Note each line of the listing that contains the string "ξύλινα", and copy it.

• **DATA FOR THE TASK**
▬▬▬▬▬▬
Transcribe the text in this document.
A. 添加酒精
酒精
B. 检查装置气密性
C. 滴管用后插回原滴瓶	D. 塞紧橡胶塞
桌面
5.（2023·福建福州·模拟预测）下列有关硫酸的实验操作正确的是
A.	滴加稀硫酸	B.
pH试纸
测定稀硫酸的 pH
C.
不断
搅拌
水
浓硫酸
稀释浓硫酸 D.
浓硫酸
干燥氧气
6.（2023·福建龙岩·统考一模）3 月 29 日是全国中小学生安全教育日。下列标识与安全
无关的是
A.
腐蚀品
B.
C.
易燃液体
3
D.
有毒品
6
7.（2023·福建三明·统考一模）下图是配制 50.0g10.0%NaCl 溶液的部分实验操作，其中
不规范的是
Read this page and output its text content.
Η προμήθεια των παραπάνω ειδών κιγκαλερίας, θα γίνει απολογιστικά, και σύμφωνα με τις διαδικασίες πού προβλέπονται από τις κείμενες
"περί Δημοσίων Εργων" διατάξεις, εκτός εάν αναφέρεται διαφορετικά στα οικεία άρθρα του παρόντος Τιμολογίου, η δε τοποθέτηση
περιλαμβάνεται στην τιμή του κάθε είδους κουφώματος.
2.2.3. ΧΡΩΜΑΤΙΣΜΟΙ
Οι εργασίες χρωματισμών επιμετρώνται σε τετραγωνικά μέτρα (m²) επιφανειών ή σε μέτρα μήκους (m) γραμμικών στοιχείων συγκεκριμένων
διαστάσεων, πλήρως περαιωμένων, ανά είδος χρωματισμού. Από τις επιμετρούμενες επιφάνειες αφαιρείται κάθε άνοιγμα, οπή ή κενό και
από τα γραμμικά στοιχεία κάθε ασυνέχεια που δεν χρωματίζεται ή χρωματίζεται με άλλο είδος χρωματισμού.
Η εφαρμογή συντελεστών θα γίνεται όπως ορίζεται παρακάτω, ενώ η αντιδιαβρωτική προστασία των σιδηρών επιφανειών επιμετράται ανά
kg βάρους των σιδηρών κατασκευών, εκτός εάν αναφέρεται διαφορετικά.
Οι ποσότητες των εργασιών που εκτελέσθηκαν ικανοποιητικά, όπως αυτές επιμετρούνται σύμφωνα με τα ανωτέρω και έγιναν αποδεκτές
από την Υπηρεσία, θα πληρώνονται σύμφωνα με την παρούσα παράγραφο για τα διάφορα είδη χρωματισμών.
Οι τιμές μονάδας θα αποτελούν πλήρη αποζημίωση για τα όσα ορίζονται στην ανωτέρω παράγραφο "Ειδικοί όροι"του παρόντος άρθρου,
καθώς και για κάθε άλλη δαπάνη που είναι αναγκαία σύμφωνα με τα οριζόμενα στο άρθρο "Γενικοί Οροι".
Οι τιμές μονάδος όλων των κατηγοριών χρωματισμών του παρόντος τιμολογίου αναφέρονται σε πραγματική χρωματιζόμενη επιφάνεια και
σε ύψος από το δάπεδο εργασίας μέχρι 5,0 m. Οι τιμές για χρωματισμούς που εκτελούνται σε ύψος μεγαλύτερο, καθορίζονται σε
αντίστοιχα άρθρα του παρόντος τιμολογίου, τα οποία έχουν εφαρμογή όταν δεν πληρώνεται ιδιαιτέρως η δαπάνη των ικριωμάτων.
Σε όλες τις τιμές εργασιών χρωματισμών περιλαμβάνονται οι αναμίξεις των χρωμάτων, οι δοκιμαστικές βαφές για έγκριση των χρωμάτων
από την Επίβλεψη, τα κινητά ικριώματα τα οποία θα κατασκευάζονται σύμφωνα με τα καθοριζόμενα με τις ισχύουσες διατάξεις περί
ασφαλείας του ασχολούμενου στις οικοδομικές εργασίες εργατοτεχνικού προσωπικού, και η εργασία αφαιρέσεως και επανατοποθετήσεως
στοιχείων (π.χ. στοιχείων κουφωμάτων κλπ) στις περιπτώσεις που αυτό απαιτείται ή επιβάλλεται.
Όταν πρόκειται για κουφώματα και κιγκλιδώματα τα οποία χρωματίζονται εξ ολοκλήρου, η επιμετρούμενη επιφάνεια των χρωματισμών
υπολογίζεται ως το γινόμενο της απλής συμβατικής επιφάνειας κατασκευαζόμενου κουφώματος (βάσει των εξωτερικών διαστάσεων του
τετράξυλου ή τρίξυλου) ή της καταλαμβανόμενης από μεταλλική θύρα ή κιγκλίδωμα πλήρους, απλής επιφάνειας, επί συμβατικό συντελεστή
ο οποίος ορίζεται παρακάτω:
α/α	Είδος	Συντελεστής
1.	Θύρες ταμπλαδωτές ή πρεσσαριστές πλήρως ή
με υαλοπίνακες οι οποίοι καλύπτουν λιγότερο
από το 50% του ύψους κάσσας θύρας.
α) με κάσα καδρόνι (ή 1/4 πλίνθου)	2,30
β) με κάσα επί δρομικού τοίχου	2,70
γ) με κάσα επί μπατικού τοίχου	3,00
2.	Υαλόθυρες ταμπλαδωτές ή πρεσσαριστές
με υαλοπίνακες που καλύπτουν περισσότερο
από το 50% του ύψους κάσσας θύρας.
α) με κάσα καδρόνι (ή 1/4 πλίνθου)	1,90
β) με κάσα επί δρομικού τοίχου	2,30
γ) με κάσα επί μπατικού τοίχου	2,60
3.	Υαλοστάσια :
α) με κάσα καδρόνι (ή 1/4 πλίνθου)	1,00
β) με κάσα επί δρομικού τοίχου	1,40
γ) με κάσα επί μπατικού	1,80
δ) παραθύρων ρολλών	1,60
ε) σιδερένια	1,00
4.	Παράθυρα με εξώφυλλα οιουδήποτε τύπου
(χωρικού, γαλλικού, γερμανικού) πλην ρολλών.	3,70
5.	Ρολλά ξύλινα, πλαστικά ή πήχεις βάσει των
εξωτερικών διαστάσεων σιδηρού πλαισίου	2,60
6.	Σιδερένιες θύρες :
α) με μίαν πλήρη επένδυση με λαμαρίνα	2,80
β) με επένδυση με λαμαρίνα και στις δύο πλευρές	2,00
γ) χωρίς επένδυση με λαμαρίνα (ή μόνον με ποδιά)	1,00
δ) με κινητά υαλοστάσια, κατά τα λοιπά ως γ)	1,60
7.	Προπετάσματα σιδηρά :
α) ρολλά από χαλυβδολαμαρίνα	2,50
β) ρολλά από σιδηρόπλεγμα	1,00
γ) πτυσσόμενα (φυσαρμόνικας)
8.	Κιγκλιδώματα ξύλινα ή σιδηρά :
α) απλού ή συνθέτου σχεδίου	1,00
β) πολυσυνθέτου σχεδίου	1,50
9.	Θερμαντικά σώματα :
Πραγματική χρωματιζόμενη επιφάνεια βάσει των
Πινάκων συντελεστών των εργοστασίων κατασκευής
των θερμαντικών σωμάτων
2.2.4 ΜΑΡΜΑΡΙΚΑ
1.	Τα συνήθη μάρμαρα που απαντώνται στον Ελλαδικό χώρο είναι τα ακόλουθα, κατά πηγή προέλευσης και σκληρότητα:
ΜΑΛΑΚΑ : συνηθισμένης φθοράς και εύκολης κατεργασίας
▬▬▬▬▬▬
• **IN RESPONSE**
5.	Ρολλά ξύλινα, πλαστικά ή πήχεις βάσει των
8.	Κιγκλιδώματα ξύλινα ή σιδηρά :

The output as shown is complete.